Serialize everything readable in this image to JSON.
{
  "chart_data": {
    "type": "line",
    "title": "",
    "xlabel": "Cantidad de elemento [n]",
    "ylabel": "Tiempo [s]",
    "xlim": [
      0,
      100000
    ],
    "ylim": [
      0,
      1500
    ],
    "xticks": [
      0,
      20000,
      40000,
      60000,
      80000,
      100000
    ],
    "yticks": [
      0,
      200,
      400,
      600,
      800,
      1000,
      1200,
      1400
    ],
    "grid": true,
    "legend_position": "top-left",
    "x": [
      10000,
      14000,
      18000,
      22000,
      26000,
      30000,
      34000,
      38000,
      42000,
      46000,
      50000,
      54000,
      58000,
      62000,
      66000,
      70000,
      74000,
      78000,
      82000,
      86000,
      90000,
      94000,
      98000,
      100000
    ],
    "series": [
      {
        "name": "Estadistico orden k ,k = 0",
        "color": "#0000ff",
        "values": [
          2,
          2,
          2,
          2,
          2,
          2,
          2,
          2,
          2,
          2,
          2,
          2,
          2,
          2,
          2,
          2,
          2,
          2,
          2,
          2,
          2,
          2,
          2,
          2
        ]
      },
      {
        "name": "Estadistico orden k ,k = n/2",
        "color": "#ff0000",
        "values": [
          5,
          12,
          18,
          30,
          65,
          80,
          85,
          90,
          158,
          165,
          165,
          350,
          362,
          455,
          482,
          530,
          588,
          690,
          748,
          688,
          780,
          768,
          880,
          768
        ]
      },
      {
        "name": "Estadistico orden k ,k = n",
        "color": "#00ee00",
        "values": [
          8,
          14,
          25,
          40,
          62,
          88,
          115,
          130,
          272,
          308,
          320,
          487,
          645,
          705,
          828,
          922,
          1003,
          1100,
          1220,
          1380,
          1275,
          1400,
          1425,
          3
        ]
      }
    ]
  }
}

== SHORT EXERCISE ==
Search the data for "color". Copy every line that has it.

== RESULT FOR THIS TASK ==
        "color": "#0000ff",
        "color": "#ff0000",
        "color": "#00ee00",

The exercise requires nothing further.